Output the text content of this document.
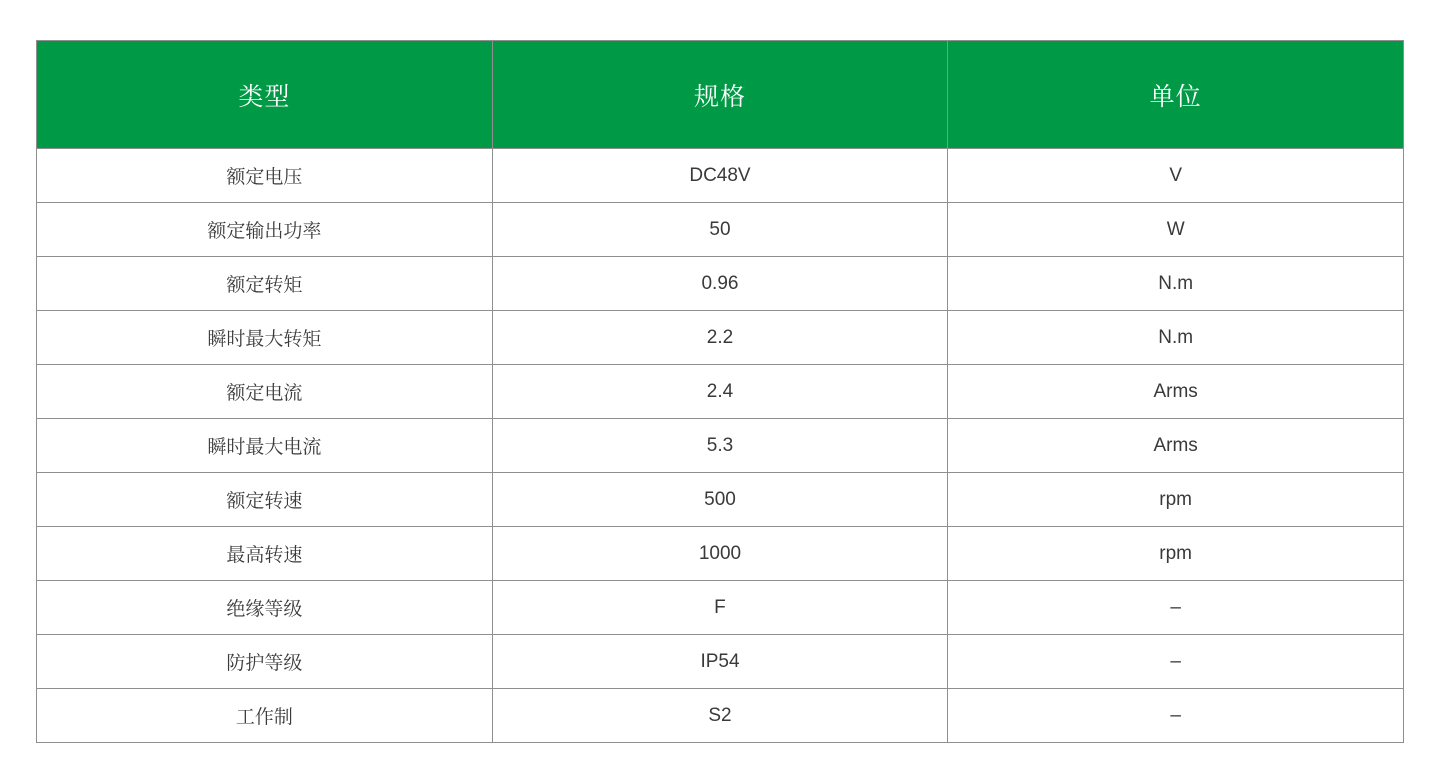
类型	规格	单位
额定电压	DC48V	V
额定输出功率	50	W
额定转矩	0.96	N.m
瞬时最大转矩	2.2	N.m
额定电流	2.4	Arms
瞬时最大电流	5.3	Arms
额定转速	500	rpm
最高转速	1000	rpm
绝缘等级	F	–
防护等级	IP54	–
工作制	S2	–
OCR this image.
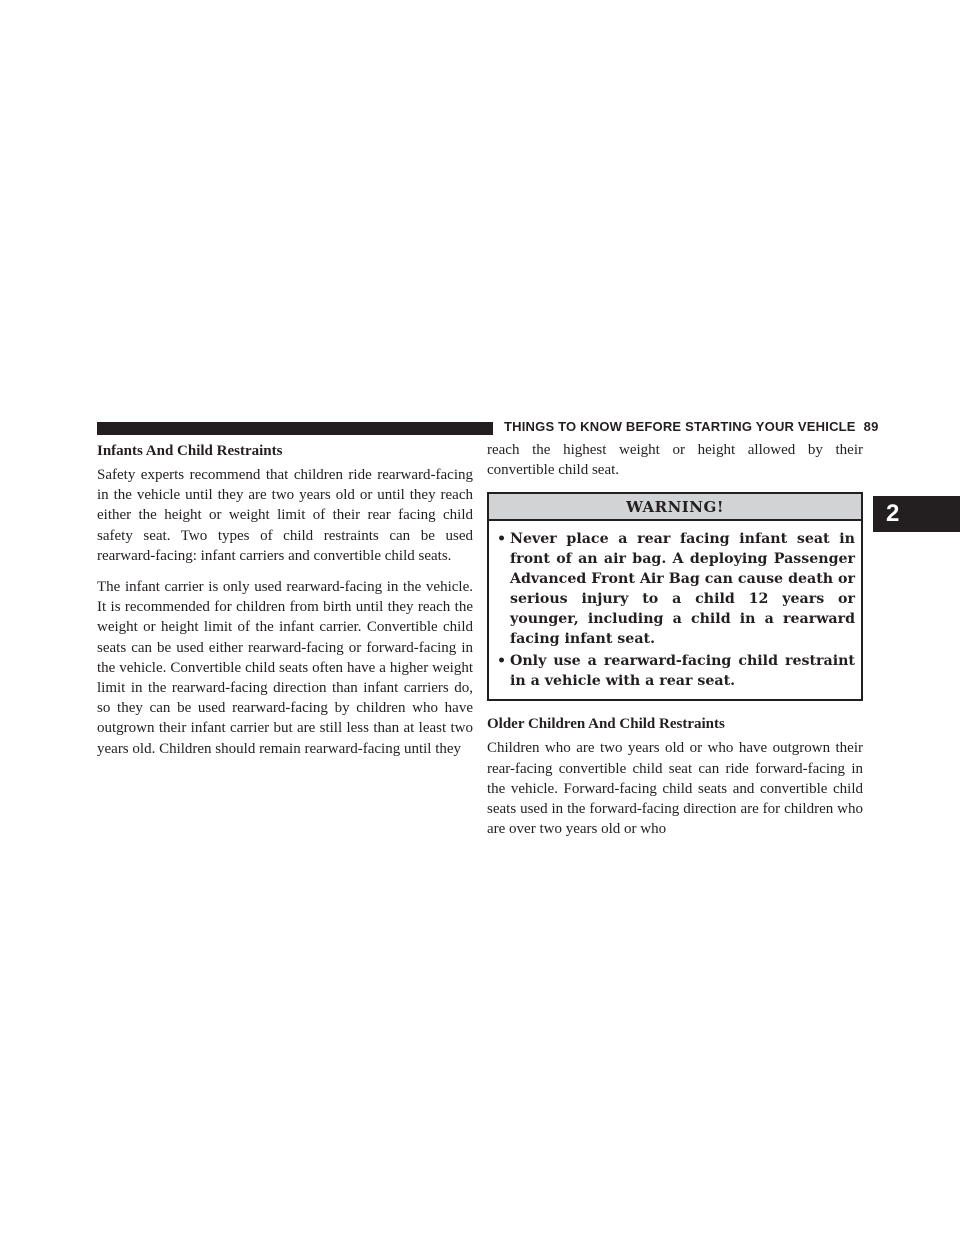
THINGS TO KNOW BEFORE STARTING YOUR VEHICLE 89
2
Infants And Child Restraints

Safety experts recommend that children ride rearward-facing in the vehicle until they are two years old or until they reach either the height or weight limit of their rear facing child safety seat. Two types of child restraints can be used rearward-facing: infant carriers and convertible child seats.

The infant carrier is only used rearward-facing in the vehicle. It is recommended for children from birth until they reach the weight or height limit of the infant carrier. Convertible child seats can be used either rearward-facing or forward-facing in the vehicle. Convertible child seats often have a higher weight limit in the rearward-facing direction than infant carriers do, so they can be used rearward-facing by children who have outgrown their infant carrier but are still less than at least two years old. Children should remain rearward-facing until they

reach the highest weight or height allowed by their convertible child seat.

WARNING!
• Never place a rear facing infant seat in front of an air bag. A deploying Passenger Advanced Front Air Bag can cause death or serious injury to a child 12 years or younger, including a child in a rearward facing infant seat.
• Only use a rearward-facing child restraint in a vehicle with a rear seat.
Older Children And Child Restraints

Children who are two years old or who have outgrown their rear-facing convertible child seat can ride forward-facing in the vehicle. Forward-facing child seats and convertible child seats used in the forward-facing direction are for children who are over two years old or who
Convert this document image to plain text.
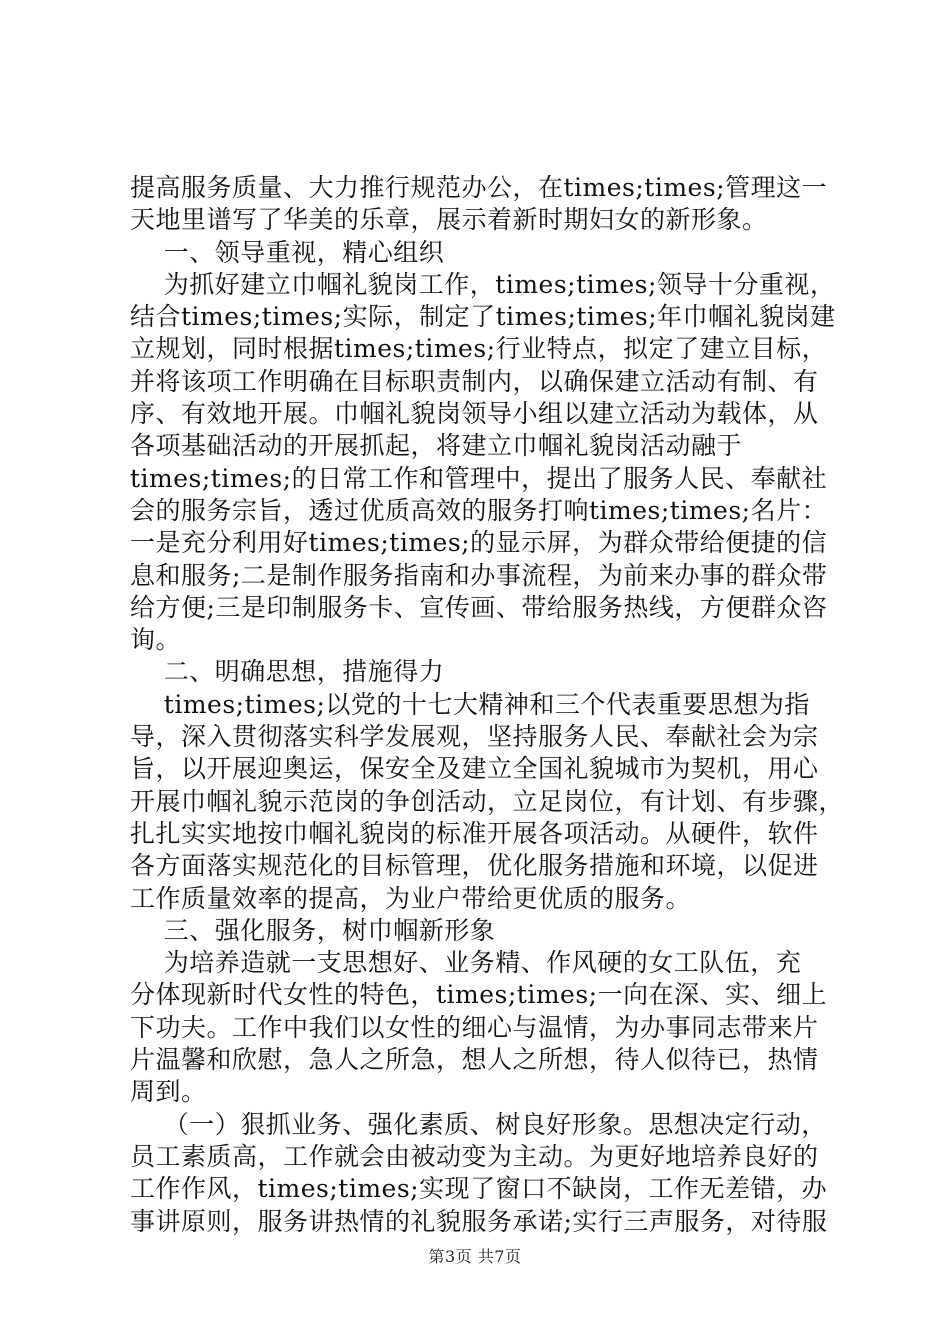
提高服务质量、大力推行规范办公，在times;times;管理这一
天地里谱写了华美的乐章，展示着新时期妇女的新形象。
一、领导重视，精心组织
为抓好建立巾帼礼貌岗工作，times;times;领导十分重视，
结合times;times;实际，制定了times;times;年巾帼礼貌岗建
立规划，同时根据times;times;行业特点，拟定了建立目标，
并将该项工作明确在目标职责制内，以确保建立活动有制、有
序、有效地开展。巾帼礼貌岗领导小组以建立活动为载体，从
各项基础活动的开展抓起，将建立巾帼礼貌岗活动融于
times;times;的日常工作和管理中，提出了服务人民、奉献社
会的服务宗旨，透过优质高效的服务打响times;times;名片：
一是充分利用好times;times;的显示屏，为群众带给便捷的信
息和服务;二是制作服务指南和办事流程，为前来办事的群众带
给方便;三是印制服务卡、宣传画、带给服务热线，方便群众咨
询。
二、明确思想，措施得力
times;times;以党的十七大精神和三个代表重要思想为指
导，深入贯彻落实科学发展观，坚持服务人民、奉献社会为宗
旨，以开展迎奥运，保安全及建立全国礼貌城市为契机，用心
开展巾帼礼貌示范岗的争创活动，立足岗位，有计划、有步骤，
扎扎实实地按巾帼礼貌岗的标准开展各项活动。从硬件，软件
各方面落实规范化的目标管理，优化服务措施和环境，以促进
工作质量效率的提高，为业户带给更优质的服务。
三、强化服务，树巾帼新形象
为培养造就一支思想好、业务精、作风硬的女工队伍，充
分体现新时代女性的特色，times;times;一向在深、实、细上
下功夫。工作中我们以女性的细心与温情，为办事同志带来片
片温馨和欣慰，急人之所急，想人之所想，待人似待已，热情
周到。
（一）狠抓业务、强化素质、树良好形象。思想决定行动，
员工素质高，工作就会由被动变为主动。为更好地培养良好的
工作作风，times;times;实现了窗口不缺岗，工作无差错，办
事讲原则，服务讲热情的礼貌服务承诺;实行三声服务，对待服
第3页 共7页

※

Set task -> Reproduce the entries above exactly. Do not include the images.

Solved exercise ->
Output the text content of this document.
类型	规格	单位
额定电压	DC48V	V
额定输出功率	50	W
额定转矩	0.96	N.m
瞬时最大转矩	2.2	N.m
额定电流	2.4	Arms
瞬时最大电流	5.3	Arms
额定转速	500	rpm
最高转速	1000	rpm
绝缘等级	F	–
防护等级	IP54	–
工作制	S2	–
OCR this image.
THINGS TO KNOW BEFORE STARTING YOUR VEHICLE 89
2
Infants And Child Restraints

Safety experts recommend that children ride rearward-facing in the vehicle until they are two years old or until they reach either the height or weight limit of their rear facing child safety seat. Two types of child restraints can be used rearward-facing: infant carriers and convertible child seats.

The infant carrier is only used rearward-facing in the vehicle. It is recommended for children from birth until they reach the weight or height limit of the infant carrier. Convertible child seats can be used either rearward-facing or forward-facing in the vehicle. Convertible child seats often have a higher weight limit in the rearward-facing direction than infant carriers do, so they can be used rearward-facing by children who have outgrown their infant carrier but are still less than at least two years old. Children should remain rearward-facing until they

reach the highest weight or height allowed by their convertible child seat.

WARNING!
• Never place a rear facing infant seat in front of an air bag. A deploying Passenger Advanced Front Air Bag can cause death or serious injury to a child 12 years or younger, including a child in a rearward facing infant seat.
• Only use a rearward-facing child restraint in a vehicle with a rear seat.
Older Children And Child Restraints

Children who are two years old or who have outgrown their rear-facing convertible child seat can ride forward-facing in the vehicle. Forward-facing child seats and convertible child seats used in the forward-facing direction are for children who are over two years old or who
Convert this document image to plain text.
提高服务质量、大力推行规范办公，在times;times;管理这一
天地里谱写了华美的乐章，展示着新时期妇女的新形象。
一、领导重视，精心组织
为抓好建立巾帼礼貌岗工作，times;times;领导十分重视，
结合times;times;实际，制定了times;times;年巾帼礼貌岗建
立规划，同时根据times;times;行业特点，拟定了建立目标，
并将该项工作明确在目标职责制内，以确保建立活动有制、有
序、有效地开展。巾帼礼貌岗领导小组以建立活动为载体，从
各项基础活动的开展抓起，将建立巾帼礼貌岗活动融于
times;times;的日常工作和管理中，提出了服务人民、奉献社
会的服务宗旨，透过优质高效的服务打响times;times;名片：
一是充分利用好times;times;的显示屏，为群众带给便捷的信
息和服务;二是制作服务指南和办事流程，为前来办事的群众带
给方便;三是印制服务卡、宣传画、带给服务热线，方便群众咨
询。
二、明确思想，措施得力
times;times;以党的十七大精神和三个代表重要思想为指
导，深入贯彻落实科学发展观，坚持服务人民、奉献社会为宗
旨，以开展迎奥运，保安全及建立全国礼貌城市为契机，用心
开展巾帼礼貌示范岗的争创活动，立足岗位，有计划、有步骤，
扎扎实实地按巾帼礼貌岗的标准开展各项活动。从硬件，软件
各方面落实规范化的目标管理，优化服务措施和环境，以促进
工作质量效率的提高，为业户带给更优质的服务。
三、强化服务，树巾帼新形象
为培养造就一支思想好、业务精、作风硬的女工队伍，充
分体现新时代女性的特色，times;times;一向在深、实、细上
下功夫。工作中我们以女性的细心与温情，为办事同志带来片
片温馨和欣慰，急人之所急，想人之所想，待人似待已，热情
周到。
（一）狠抓业务、强化素质、树良好形象。思想决定行动，
员工素质高，工作就会由被动变为主动。为更好地培养良好的
工作作风，times;times;实现了窗口不缺岗，工作无差错，办
事讲原则，服务讲热情的礼貌服务承诺;实行三声服务，对待服
第3页 共7页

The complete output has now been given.